-- START Data extract --
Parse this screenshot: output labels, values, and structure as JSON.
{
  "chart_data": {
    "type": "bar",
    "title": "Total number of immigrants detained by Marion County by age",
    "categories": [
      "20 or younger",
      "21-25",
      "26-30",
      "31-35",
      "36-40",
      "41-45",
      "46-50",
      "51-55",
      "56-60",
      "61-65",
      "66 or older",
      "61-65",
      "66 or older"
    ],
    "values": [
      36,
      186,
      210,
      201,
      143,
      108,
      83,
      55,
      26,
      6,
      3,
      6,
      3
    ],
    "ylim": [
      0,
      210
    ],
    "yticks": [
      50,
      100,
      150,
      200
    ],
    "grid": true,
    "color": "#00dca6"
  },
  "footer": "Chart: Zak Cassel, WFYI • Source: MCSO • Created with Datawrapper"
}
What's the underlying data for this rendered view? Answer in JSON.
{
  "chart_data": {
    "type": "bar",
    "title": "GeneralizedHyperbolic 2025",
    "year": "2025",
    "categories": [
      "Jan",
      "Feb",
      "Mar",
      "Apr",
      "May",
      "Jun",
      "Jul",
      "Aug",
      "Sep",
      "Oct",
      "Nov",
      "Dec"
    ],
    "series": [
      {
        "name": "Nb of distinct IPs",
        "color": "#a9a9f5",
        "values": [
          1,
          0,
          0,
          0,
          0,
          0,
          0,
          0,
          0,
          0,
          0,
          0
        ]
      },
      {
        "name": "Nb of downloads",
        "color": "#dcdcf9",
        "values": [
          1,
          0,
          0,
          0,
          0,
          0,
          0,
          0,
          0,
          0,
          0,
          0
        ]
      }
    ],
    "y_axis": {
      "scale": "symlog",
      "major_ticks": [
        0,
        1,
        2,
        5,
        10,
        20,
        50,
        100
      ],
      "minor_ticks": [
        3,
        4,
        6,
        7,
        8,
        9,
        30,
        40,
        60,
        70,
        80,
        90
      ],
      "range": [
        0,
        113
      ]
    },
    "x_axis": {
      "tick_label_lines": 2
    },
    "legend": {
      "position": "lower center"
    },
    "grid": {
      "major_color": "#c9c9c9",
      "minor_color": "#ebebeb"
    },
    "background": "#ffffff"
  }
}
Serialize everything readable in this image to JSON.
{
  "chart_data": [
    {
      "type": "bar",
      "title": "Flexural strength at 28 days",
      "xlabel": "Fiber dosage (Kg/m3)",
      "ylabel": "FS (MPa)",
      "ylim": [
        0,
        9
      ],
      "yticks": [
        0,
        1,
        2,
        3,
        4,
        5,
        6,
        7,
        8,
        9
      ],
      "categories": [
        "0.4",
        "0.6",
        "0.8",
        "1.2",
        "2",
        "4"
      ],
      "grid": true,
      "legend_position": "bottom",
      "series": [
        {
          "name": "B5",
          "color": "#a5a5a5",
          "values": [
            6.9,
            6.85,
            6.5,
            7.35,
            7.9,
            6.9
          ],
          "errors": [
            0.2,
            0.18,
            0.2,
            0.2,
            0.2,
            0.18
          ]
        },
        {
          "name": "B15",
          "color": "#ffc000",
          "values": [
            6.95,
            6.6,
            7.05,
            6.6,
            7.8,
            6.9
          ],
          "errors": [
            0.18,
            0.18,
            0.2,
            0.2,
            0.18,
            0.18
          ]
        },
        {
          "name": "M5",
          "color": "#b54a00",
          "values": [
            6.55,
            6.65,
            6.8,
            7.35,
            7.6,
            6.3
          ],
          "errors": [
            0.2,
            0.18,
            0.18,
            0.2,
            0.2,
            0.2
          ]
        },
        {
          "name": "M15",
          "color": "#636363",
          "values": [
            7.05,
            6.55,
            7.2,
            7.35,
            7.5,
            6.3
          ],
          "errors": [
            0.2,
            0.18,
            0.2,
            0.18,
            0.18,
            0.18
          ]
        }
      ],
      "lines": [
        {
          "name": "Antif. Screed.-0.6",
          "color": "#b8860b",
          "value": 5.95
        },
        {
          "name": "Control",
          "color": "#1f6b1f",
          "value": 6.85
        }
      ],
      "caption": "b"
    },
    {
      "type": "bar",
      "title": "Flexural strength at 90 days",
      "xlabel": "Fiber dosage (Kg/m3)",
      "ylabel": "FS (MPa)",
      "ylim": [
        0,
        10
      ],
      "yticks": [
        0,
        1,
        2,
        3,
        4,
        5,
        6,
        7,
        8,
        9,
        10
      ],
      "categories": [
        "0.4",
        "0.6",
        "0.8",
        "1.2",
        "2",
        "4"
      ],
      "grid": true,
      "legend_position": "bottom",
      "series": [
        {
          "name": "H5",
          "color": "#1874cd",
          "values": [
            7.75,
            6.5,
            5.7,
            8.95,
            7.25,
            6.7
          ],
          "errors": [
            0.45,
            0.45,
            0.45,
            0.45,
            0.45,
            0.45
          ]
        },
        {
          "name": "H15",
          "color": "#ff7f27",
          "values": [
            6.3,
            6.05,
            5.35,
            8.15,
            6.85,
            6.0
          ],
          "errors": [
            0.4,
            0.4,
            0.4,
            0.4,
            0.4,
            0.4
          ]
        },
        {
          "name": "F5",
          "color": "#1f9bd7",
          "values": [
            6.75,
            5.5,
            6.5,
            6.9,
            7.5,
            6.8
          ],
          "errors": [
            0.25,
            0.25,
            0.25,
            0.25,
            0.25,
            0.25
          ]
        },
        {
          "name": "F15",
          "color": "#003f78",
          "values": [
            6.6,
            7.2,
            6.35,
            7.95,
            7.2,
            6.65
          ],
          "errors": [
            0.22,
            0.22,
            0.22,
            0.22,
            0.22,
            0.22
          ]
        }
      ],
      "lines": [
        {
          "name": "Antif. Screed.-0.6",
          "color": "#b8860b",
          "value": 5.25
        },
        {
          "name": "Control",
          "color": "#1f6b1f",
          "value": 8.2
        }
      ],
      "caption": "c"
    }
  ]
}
-- END Data extract --
### The task
Copy out the whole listing exactly as written.

### Answer for this exercise
Parse this screenshot: output labels, values, and structure as JSON.
{
  "chart_data": {
    "type": "bar",
    "title": "Total number of immigrants detained by Marion County by age",
    "categories": [
      "20 or younger",
      "21-25",
      "26-30",
      "31-35",
      "36-40",
      "41-45",
      "46-50",
      "51-55",
      "56-60",
      "61-65",
      "66 or older",
      "61-65",
      "66 or older"
    ],
    "values": [
      36,
      186,
      210,
      201,
      143,
      108,
      83,
      55,
      26,
      6,
      3,
      6,
      3
    ],
    "ylim": [
      0,
      210
    ],
    "yticks": [
      50,
      100,
      150,
      200
    ],
    "grid": true,
    "color": "#00dca6"
  },
  "footer": "Chart: Zak Cassel, WFYI • Source: MCSO • Created with Datawrapper"
}
What's the underlying data for this rendered view? Answer in JSON.
{
  "chart_data": {
    "type": "bar",
    "title": "GeneralizedHyperbolic 2025",
    "year": "2025",
    "categories": [
      "Jan",
      "Feb",
      "Mar",
      "Apr",
      "May",
      "Jun",
      "Jul",
      "Aug",
      "Sep",
      "Oct",
      "Nov",
      "Dec"
    ],
    "series": [
      {
        "name": "Nb of distinct IPs",
        "color": "#a9a9f5",
        "values": [
          1,
          0,
          0,
          0,
          0,
          0,
          0,
          0,
          0,
          0,
          0,
          0
        ]
      },
      {
        "name": "Nb of downloads",
        "color": "#dcdcf9",
        "values": [
          1,
          0,
          0,
          0,
          0,
          0,
          0,
          0,
          0,
          0,
          0,
          0
        ]
      }
    ],
    "y_axis": {
      "scale": "symlog",
      "major_ticks": [
        0,
        1,
        2,
        5,
        10,
        20,
        50,
        100
      ],
      "minor_ticks": [
        3,
        4,
        6,
        7,
        8,
        9,
        30,
        40,
        60,
        70,
        80,
        90
      ],
      "range": [
        0,
        113
      ]
    },
    "x_axis": {
      "tick_label_lines": 2
    },
    "legend": {
      "position": "lower center"
    },
    "grid": {
      "major_color": "#c9c9c9",
      "minor_color": "#ebebeb"
    },
    "background": "#ffffff"
  }
}
Serialize everything readable in this image to JSON.
{
  "chart_data": [
    {
      "type": "bar",
      "title": "Flexural strength at 28 days",
      "xlabel": "Fiber dosage (Kg/m3)",
      "ylabel": "FS (MPa)",
      "ylim": [
        0,
        9
      ],
      "yticks": [
        0,
        1,
        2,
        3,
        4,
        5,
        6,
        7,
        8,
        9
      ],
      "categories": [
        "0.4",
        "0.6",
        "0.8",
        "1.2",
        "2",
        "4"
      ],
      "grid": true,
      "legend_position": "bottom",
      "series": [
        {
          "name": "B5",
          "color": "#a5a5a5",
          "values": [
            6.9,
            6.85,
            6.5,
            7.35,
            7.9,
            6.9
          ],
          "errors": [
            0.2,
            0.18,
            0.2,
            0.2,
            0.2,
            0.18
          ]
        },
        {
          "name": "B15",
          "color": "#ffc000",
          "values": [
            6.95,
            6.6,
            7.05,
            6.6,
            7.8,
            6.9
          ],
          "errors": [
            0.18,
            0.18,
            0.2,
            0.2,
            0.18,
            0.18
          ]
        },
        {
          "name": "M5",
          "color": "#b54a00",
          "values": [
            6.55,
            6.65,
            6.8,
            7.35,
            7.6,
            6.3
          ],
          "errors": [
            0.2,
            0.18,
            0.18,
            0.2,
            0.2,
            0.2
          ]
        },
        {
          "name": "M15",
          "color": "#636363",
          "values": [
            7.05,
            6.55,
            7.2,
            7.35,
            7.5,
            6.3
          ],
          "errors": [
            0.2,
            0.18,
            0.2,
            0.18,
            0.18,
            0.18
          ]
        }
      ],
      "lines": [
        {
          "name": "Antif. Screed.-0.6",
          "color": "#b8860b",
          "value": 5.95
        },
        {
          "name": "Control",
          "color": "#1f6b1f",
          "value": 6.85
        }
      ],
      "caption": "b"
    },
    {
      "type": "bar",
      "title": "Flexural strength at 90 days",
      "xlabel": "Fiber dosage (Kg/m3)",
      "ylabel": "FS (MPa)",
      "ylim": [
        0,
        10
      ],
      "yticks": [
        0,
        1,
        2,
        3,
        4,
        5,
        6,
        7,
        8,
        9,
        10
      ],
      "categories": [
        "0.4",
        "0.6",
        "0.8",
        "1.2",
        "2",
        "4"
      ],
      "grid": true,
      "legend_position": "bottom",
      "series": [
        {
          "name": "H5",
          "color": "#1874cd",
          "values": [
            7.75,
            6.5,
            5.7,
            8.95,
            7.25,
            6.7
          ],
          "errors": [
            0.45,
            0.45,
            0.45,
            0.45,
            0.45,
            0.45
          ]
        },
        {
          "name": "H15",
          "color": "#ff7f27",
          "values": [
            6.3,
            6.05,
            5.35,
            8.15,
            6.85,
            6.0
          ],
          "errors": [
            0.4,
            0.4,
            0.4,
            0.4,
            0.4,
            0.4
          ]
        },
        {
          "name": "F5",
          "color": "#1f9bd7",
          "values": [
            6.75,
            5.5,
            6.5,
            6.9,
            7.5,
            6.8
          ],
          "errors": [
            0.25,
            0.25,
            0.25,
            0.25,
            0.25,
            0.25
          ]
        },
        {
          "name": "F15",
          "color": "#003f78",
          "values": [
            6.6,
            7.2,
            6.35,
            7.95,
            7.2,
            6.65
          ],
          "errors": [
            0.22,
            0.22,
            0.22,
            0.22,
            0.22,
            0.22
          ]
        }
      ],
      "lines": [
        {
          "name": "Antif. Screed.-0.6",
          "color": "#b8860b",
          "value": 5.25
        },
        {
          "name": "Control",
          "color": "#1f6b1f",
          "value": 8.2
        }
      ],
      "caption": "c"
    }
  ]
}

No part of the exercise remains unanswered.